- Task brief
Every record that follows must be duplicated exactly, with images left out.

- Extracted entries
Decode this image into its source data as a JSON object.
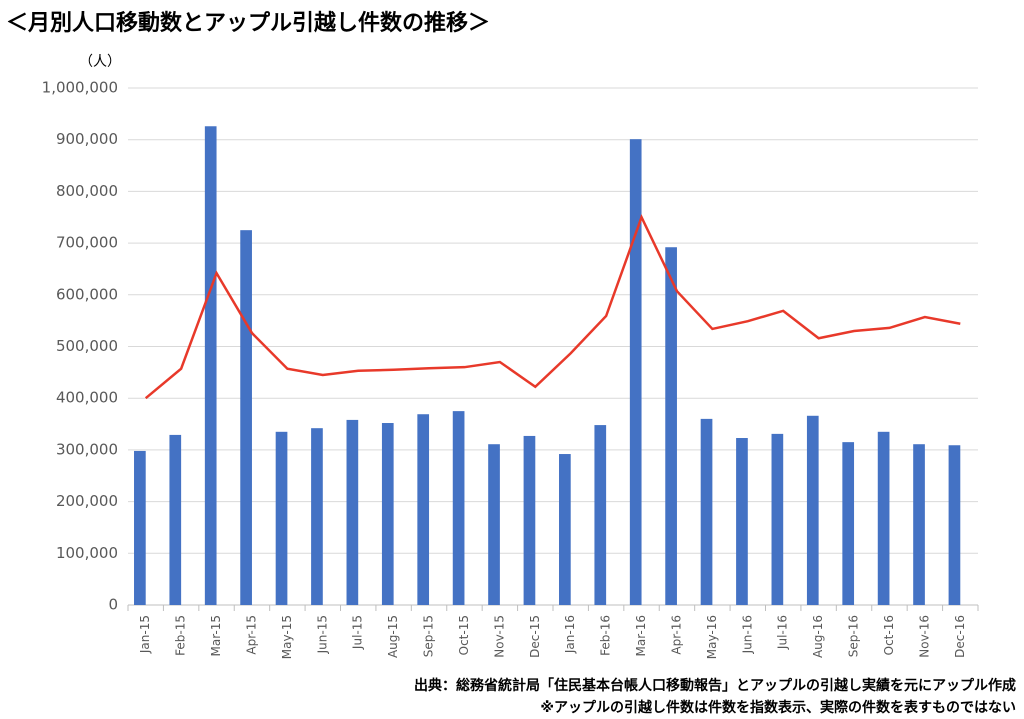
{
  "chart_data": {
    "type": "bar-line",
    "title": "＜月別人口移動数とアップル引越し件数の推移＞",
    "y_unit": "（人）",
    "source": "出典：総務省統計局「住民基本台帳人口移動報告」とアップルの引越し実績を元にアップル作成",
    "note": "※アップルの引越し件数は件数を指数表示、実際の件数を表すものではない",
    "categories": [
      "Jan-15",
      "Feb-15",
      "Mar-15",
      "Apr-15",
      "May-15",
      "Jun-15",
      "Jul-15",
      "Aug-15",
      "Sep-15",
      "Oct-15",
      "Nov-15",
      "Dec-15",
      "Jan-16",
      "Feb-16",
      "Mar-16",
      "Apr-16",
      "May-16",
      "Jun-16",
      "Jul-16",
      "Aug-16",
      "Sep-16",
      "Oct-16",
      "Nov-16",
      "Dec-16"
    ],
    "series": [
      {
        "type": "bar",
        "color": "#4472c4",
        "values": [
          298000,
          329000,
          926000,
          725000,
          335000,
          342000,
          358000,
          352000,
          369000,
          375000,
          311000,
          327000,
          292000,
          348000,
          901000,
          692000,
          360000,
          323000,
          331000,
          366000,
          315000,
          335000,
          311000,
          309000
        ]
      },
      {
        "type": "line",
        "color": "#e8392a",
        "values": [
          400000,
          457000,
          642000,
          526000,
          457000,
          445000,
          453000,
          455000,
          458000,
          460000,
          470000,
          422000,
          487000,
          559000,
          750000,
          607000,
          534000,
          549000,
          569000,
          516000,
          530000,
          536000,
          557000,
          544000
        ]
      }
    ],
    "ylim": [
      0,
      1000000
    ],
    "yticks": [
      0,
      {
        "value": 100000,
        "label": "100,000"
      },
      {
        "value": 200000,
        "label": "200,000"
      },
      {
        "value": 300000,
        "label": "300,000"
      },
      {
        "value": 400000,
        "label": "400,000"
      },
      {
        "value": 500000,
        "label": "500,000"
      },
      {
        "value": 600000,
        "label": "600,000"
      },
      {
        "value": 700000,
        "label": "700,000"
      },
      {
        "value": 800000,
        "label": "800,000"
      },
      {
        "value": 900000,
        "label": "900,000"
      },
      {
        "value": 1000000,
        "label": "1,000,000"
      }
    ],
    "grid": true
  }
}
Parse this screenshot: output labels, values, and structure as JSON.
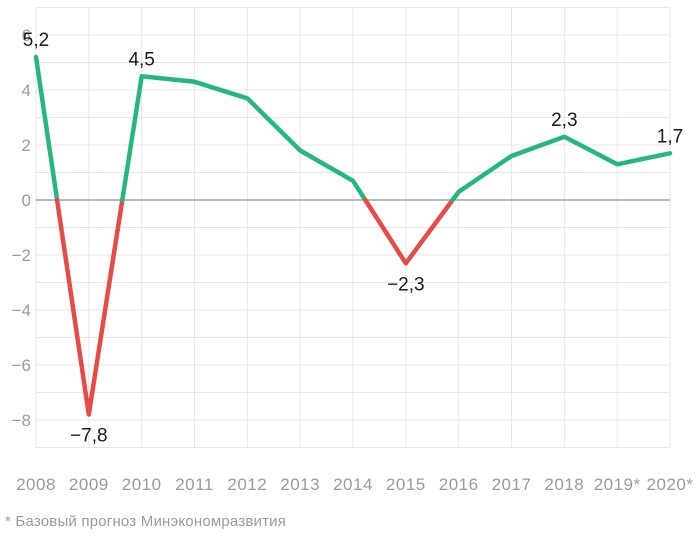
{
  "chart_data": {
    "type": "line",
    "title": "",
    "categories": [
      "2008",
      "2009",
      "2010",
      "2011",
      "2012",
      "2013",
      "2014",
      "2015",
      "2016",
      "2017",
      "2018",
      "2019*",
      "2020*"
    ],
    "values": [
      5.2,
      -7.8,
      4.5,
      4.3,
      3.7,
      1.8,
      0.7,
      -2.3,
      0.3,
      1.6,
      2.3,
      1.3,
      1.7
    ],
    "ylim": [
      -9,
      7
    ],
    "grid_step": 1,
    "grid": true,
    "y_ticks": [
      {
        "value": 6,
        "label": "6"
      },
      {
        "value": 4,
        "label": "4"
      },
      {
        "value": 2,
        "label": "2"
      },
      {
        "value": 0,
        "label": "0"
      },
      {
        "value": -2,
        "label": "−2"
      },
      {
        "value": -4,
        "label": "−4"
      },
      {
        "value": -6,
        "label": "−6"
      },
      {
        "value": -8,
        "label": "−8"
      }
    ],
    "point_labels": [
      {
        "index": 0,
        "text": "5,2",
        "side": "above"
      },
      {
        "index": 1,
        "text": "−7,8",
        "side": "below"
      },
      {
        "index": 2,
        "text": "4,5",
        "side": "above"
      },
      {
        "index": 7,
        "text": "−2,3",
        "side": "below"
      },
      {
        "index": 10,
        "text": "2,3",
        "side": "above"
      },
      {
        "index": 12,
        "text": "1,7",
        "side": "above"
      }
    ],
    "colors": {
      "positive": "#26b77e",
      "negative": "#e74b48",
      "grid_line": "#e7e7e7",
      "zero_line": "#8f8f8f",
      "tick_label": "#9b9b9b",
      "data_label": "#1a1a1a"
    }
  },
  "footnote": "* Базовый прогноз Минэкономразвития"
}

- Task result
Decode this image into its source data as a JSON object.
{
  "chart_data": {
    "type": "bar-line",
    "title": "＜月別人口移動数とアップル引越し件数の推移＞",
    "y_unit": "（人）",
    "source": "出典：総務省統計局「住民基本台帳人口移動報告」とアップルの引越し実績を元にアップル作成",
    "note": "※アップルの引越し件数は件数を指数表示、実際の件数を表すものではない",
    "categories": [
      "Jan-15",
      "Feb-15",
      "Mar-15",
      "Apr-15",
      "May-15",
      "Jun-15",
      "Jul-15",
      "Aug-15",
      "Sep-15",
      "Oct-15",
      "Nov-15",
      "Dec-15",
      "Jan-16",
      "Feb-16",
      "Mar-16",
      "Apr-16",
      "May-16",
      "Jun-16",
      "Jul-16",
      "Aug-16",
      "Sep-16",
      "Oct-16",
      "Nov-16",
      "Dec-16"
    ],
    "series": [
      {
        "type": "bar",
        "color": "#4472c4",
        "values": [
          298000,
          329000,
          926000,
          725000,
          335000,
          342000,
          358000,
          352000,
          369000,
          375000,
          311000,
          327000,
          292000,
          348000,
          901000,
          692000,
          360000,
          323000,
          331000,
          366000,
          315000,
          335000,
          311000,
          309000
        ]
      },
      {
        "type": "line",
        "color": "#e8392a",
        "values": [
          400000,
          457000,
          642000,
          526000,
          457000,
          445000,
          453000,
          455000,
          458000,
          460000,
          470000,
          422000,
          487000,
          559000,
          750000,
          607000,
          534000,
          549000,
          569000,
          516000,
          530000,
          536000,
          557000,
          544000
        ]
      }
    ],
    "ylim": [
      0,
      1000000
    ],
    "yticks": [
      0,
      {
        "value": 100000,
        "label": "100,000"
      },
      {
        "value": 200000,
        "label": "200,000"
      },
      {
        "value": 300000,
        "label": "300,000"
      },
      {
        "value": 400000,
        "label": "400,000"
      },
      {
        "value": 500000,
        "label": "500,000"
      },
      {
        "value": 600000,
        "label": "600,000"
      },
      {
        "value": 700000,
        "label": "700,000"
      },
      {
        "value": 800000,
        "label": "800,000"
      },
      {
        "value": 900000,
        "label": "900,000"
      },
      {
        "value": 1000000,
        "label": "1,000,000"
      }
    ],
    "grid": true
  }
}
Parse this screenshot: output labels, values, and structure as JSON.
{
  "chart_data": {
    "type": "line",
    "title": "",
    "categories": [
      "2008",
      "2009",
      "2010",
      "2011",
      "2012",
      "2013",
      "2014",
      "2015",
      "2016",
      "2017",
      "2018",
      "2019*",
      "2020*"
    ],
    "values": [
      5.2,
      -7.8,
      4.5,
      4.3,
      3.7,
      1.8,
      0.7,
      -2.3,
      0.3,
      1.6,
      2.3,
      1.3,
      1.7
    ],
    "ylim": [
      -9,
      7
    ],
    "grid_step": 1,
    "grid": true,
    "y_ticks": [
      {
        "value": 6,
        "label": "6"
      },
      {
        "value": 4,
        "label": "4"
      },
      {
        "value": 2,
        "label": "2"
      },
      {
        "value": 0,
        "label": "0"
      },
      {
        "value": -2,
        "label": "−2"
      },
      {
        "value": -4,
        "label": "−4"
      },
      {
        "value": -6,
        "label": "−6"
      },
      {
        "value": -8,
        "label": "−8"
      }
    ],
    "point_labels": [
      {
        "index": 0,
        "text": "5,2",
        "side": "above"
      },
      {
        "index": 1,
        "text": "−7,8",
        "side": "below"
      },
      {
        "index": 2,
        "text": "4,5",
        "side": "above"
      },
      {
        "index": 7,
        "text": "−2,3",
        "side": "below"
      },
      {
        "index": 10,
        "text": "2,3",
        "side": "above"
      },
      {
        "index": 12,
        "text": "1,7",
        "side": "above"
      }
    ],
    "colors": {
      "positive": "#26b77e",
      "negative": "#e74b48",
      "grid_line": "#e7e7e7",
      "zero_line": "#8f8f8f",
      "tick_label": "#9b9b9b",
      "data_label": "#1a1a1a"
    }
  },
  "footnote": "* Базовый прогноз Минэкономразвития"
}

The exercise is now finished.